Exercise requirements – Please quote every line word for word.

Dataset records –
- - -

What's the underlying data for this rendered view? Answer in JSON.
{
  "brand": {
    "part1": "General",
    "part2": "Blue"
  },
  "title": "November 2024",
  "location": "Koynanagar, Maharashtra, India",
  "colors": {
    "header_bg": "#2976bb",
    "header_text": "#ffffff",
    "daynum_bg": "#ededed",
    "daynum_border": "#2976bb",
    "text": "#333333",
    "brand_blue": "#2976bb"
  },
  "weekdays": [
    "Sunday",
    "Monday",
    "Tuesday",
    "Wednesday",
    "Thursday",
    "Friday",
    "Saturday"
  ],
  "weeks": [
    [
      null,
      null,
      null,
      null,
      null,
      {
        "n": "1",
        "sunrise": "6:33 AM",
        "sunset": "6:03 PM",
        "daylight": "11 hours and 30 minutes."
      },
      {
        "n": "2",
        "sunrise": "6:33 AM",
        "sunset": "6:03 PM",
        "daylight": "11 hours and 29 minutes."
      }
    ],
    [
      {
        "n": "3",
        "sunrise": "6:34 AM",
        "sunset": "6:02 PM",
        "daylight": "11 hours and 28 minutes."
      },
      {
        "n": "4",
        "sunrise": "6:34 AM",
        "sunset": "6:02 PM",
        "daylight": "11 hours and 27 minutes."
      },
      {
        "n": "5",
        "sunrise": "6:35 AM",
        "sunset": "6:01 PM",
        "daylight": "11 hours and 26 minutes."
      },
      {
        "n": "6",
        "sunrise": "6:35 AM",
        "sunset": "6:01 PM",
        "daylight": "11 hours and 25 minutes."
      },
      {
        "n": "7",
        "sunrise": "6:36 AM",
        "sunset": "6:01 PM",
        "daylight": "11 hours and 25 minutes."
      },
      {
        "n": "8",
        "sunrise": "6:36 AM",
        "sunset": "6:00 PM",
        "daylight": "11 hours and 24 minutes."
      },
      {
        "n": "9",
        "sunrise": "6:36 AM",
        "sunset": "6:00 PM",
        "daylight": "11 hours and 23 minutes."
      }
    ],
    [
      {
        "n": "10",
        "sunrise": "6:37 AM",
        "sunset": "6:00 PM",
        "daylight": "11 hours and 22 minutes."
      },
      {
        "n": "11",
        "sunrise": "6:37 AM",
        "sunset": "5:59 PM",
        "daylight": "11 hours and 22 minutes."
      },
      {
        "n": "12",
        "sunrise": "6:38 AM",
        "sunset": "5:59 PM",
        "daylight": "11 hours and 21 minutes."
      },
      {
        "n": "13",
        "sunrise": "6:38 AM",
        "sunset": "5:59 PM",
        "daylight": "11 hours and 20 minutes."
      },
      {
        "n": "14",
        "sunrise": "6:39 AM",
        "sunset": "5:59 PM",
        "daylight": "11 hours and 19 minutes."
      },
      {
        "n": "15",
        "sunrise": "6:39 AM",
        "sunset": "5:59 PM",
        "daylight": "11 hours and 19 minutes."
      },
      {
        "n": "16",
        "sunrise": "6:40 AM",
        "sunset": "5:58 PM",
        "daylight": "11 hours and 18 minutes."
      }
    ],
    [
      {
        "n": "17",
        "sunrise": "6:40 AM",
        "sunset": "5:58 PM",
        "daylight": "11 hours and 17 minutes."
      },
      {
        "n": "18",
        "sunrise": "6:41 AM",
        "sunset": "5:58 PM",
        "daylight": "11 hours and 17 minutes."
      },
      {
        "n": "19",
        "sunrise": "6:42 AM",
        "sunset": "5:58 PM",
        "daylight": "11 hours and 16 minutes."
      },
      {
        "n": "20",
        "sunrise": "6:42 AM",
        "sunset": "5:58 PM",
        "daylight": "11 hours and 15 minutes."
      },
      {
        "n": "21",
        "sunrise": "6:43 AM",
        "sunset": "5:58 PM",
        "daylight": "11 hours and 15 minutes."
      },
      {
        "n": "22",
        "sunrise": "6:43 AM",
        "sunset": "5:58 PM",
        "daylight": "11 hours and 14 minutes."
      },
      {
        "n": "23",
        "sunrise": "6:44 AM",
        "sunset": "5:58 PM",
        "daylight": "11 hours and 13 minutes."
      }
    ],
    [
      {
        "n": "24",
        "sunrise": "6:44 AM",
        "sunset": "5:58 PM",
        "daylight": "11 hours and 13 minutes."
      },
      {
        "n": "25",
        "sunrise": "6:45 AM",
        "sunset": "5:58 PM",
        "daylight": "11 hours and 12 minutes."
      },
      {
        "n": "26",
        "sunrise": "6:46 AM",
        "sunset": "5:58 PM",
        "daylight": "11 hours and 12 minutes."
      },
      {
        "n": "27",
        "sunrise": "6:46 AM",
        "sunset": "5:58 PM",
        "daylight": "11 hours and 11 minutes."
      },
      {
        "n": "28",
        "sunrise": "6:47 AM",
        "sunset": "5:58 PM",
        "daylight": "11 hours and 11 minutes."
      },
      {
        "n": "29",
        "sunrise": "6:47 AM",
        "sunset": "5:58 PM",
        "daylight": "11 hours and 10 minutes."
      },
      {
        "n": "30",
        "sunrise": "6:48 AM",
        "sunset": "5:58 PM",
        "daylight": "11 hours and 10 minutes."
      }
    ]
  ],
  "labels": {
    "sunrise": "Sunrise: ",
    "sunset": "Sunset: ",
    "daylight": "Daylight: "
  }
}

- - -

Completed exercise –
What's the underlying data for this rendered view? Answer in JSON.
{
  "brand": {
    "part1": "General",
    "part2": "Blue"
  },
  "title": "November 2024",
  "location": "Koynanagar, Maharashtra, India",
  "colors": {
    "header_bg": "#2976bb",
    "header_text": "#ffffff",
    "daynum_bg": "#ededed",
    "daynum_border": "#2976bb",
    "text": "#333333",
    "brand_blue": "#2976bb"
  },
  "weekdays": [
    "Sunday",
    "Monday",
    "Tuesday",
    "Wednesday",
    "Thursday",
    "Friday",
    "Saturday"
  ],
  "weeks": [
    [
      null,
      null,
      null,
      null,
      null,
      {
        "n": "1",
        "sunrise": "6:33 AM",
        "sunset": "6:03 PM",
        "daylight": "11 hours and 30 minutes."
      },
      {
        "n": "2",
        "sunrise": "6:33 AM",
        "sunset": "6:03 PM",
        "daylight": "11 hours and 29 minutes."
      }
    ],
    [
      {
        "n": "3",
        "sunrise": "6:34 AM",
        "sunset": "6:02 PM",
        "daylight": "11 hours and 28 minutes."
      },
      {
        "n": "4",
        "sunrise": "6:34 AM",
        "sunset": "6:02 PM",
        "daylight": "11 hours and 27 minutes."
      },
      {
        "n": "5",
        "sunrise": "6:35 AM",
        "sunset": "6:01 PM",
        "daylight": "11 hours and 26 minutes."
      },
      {
        "n": "6",
        "sunrise": "6:35 AM",
        "sunset": "6:01 PM",
        "daylight": "11 hours and 25 minutes."
      },
      {
        "n": "7",
        "sunrise": "6:36 AM",
        "sunset": "6:01 PM",
        "daylight": "11 hours and 25 minutes."
      },
      {
        "n": "8",
        "sunrise": "6:36 AM",
        "sunset": "6:00 PM",
        "daylight": "11 hours and 24 minutes."
      },
      {
        "n": "9",
        "sunrise": "6:36 AM",
        "sunset": "6:00 PM",
        "daylight": "11 hours and 23 minutes."
      }
    ],
    [
      {
        "n": "10",
        "sunrise": "6:37 AM",
        "sunset": "6:00 PM",
        "daylight": "11 hours and 22 minutes."
      },
      {
        "n": "11",
        "sunrise": "6:37 AM",
        "sunset": "5:59 PM",
        "daylight": "11 hours and 22 minutes."
      },
      {
        "n": "12",
        "sunrise": "6:38 AM",
        "sunset": "5:59 PM",
        "daylight": "11 hours and 21 minutes."
      },
      {
        "n": "13",
        "sunrise": "6:38 AM",
        "sunset": "5:59 PM",
        "daylight": "11 hours and 20 minutes."
      },
      {
        "n": "14",
        "sunrise": "6:39 AM",
        "sunset": "5:59 PM",
        "daylight": "11 hours and 19 minutes."
      },
      {
        "n": "15",
        "sunrise": "6:39 AM",
        "sunset": "5:59 PM",
        "daylight": "11 hours and 19 minutes."
      },
      {
        "n": "16",
        "sunrise": "6:40 AM",
        "sunset": "5:58 PM",
        "daylight": "11 hours and 18 minutes."
      }
    ],
    [
      {
        "n": "17",
        "sunrise": "6:40 AM",
        "sunset": "5:58 PM",
        "daylight": "11 hours and 17 minutes."
      },
      {
        "n": "18",
        "sunrise": "6:41 AM",
        "sunset": "5:58 PM",
        "daylight": "11 hours and 17 minutes."
      },
      {
        "n": "19",
        "sunrise": "6:42 AM",
        "sunset": "5:58 PM",
        "daylight": "11 hours and 16 minutes."
      },
      {
        "n": "20",
        "sunrise": "6:42 AM",
        "sunset": "5:58 PM",
        "daylight": "11 hours and 15 minutes."
      },
      {
        "n": "21",
        "sunrise": "6:43 AM",
        "sunset": "5:58 PM",
        "daylight": "11 hours and 15 minutes."
      },
      {
        "n": "22",
        "sunrise": "6:43 AM",
        "sunset": "5:58 PM",
        "daylight": "11 hours and 14 minutes."
      },
      {
        "n": "23",
        "sunrise": "6:44 AM",
        "sunset": "5:58 PM",
        "daylight": "11 hours and 13 minutes."
      }
    ],
    [
      {
        "n": "24",
        "sunrise": "6:44 AM",
        "sunset": "5:58 PM",
        "daylight": "11 hours and 13 minutes."
      },
      {
        "n": "25",
        "sunrise": "6:45 AM",
        "sunset": "5:58 PM",
        "daylight": "11 hours and 12 minutes."
      },
      {
        "n": "26",
        "sunrise": "6:46 AM",
        "sunset": "5:58 PM",
        "daylight": "11 hours and 12 minutes."
      },
      {
        "n": "27",
        "sunrise": "6:46 AM",
        "sunset": "5:58 PM",
        "daylight": "11 hours and 11 minutes."
      },
      {
        "n": "28",
        "sunrise": "6:47 AM",
        "sunset": "5:58 PM",
        "daylight": "11 hours and 11 minutes."
      },
      {
        "n": "29",
        "sunrise": "6:47 AM",
        "sunset": "5:58 PM",
        "daylight": "11 hours and 10 minutes."
      },
      {
        "n": "30",
        "sunrise": "6:48 AM",
        "sunset": "5:58 PM",
        "daylight": "11 hours and 10 minutes."
      }
    ]
  ],
  "labels": {
    "sunrise": "Sunrise: ",
    "sunset": "Sunset: ",
    "daylight": "Daylight: "
  }
}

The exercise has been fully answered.